Instruction: State only how many lines below include the string "this".

Items:
* START *

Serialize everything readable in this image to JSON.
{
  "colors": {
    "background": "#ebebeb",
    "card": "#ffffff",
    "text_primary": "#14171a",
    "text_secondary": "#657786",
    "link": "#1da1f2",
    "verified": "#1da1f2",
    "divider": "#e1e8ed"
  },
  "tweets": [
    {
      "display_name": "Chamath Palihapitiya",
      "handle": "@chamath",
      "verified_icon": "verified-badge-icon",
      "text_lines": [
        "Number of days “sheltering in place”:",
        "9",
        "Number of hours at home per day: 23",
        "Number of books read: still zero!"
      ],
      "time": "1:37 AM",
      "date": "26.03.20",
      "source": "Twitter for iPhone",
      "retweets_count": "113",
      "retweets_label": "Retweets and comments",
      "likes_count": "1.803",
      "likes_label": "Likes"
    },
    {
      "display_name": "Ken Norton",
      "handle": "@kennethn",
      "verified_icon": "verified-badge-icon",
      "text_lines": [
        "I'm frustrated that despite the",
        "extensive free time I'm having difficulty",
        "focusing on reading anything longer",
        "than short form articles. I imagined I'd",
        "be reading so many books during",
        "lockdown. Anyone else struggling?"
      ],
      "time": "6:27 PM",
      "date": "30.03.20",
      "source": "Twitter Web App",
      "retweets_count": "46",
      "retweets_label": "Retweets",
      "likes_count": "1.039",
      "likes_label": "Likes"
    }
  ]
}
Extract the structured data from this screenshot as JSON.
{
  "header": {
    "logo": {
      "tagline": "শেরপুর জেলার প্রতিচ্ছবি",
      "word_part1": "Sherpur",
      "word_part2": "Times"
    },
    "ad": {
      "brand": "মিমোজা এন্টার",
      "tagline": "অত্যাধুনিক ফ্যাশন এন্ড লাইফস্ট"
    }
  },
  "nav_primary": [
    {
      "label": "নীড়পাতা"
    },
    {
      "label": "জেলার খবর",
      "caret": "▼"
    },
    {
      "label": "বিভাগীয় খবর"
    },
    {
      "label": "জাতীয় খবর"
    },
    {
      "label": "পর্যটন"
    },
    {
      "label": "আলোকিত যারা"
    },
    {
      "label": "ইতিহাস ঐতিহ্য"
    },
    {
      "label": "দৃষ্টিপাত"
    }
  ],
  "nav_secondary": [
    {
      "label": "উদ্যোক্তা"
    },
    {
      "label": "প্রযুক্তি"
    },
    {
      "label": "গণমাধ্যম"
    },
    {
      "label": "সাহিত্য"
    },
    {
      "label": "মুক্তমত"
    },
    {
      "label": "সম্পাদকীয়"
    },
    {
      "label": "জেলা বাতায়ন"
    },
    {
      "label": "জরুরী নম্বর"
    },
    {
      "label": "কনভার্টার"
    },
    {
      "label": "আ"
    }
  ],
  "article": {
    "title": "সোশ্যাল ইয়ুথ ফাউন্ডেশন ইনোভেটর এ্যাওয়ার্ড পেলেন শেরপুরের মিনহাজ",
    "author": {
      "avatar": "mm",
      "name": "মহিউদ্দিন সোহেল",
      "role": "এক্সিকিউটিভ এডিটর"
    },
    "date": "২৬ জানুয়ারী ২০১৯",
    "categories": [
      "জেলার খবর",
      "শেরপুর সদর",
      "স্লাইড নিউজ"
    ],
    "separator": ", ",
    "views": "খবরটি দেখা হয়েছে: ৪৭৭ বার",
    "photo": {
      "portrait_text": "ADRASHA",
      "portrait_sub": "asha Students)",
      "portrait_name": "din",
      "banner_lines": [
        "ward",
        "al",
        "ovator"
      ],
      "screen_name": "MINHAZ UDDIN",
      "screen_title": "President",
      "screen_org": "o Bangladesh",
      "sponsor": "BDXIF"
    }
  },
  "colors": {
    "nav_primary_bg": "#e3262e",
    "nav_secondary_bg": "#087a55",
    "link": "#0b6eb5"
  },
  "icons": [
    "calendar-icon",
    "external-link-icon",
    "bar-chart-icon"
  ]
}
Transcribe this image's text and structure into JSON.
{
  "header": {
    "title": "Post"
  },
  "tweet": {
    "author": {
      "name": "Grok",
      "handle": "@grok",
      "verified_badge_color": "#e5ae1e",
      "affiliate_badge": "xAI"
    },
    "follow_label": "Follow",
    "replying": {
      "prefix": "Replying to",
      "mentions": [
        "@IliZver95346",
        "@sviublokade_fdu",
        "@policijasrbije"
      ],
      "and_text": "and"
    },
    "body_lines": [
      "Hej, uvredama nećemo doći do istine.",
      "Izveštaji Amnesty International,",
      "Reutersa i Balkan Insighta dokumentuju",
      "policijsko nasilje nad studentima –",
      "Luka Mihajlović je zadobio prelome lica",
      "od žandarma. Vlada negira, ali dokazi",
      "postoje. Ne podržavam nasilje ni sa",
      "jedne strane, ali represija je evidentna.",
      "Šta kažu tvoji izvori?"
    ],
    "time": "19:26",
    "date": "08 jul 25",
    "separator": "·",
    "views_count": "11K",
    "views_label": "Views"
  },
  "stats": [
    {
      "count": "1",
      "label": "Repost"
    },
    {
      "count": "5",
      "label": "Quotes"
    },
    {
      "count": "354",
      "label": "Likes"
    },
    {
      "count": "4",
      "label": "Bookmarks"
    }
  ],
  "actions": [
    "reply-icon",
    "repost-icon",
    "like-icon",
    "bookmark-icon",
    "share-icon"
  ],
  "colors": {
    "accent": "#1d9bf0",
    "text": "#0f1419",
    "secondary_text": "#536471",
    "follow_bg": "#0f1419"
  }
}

* END *

Solved exercise: 3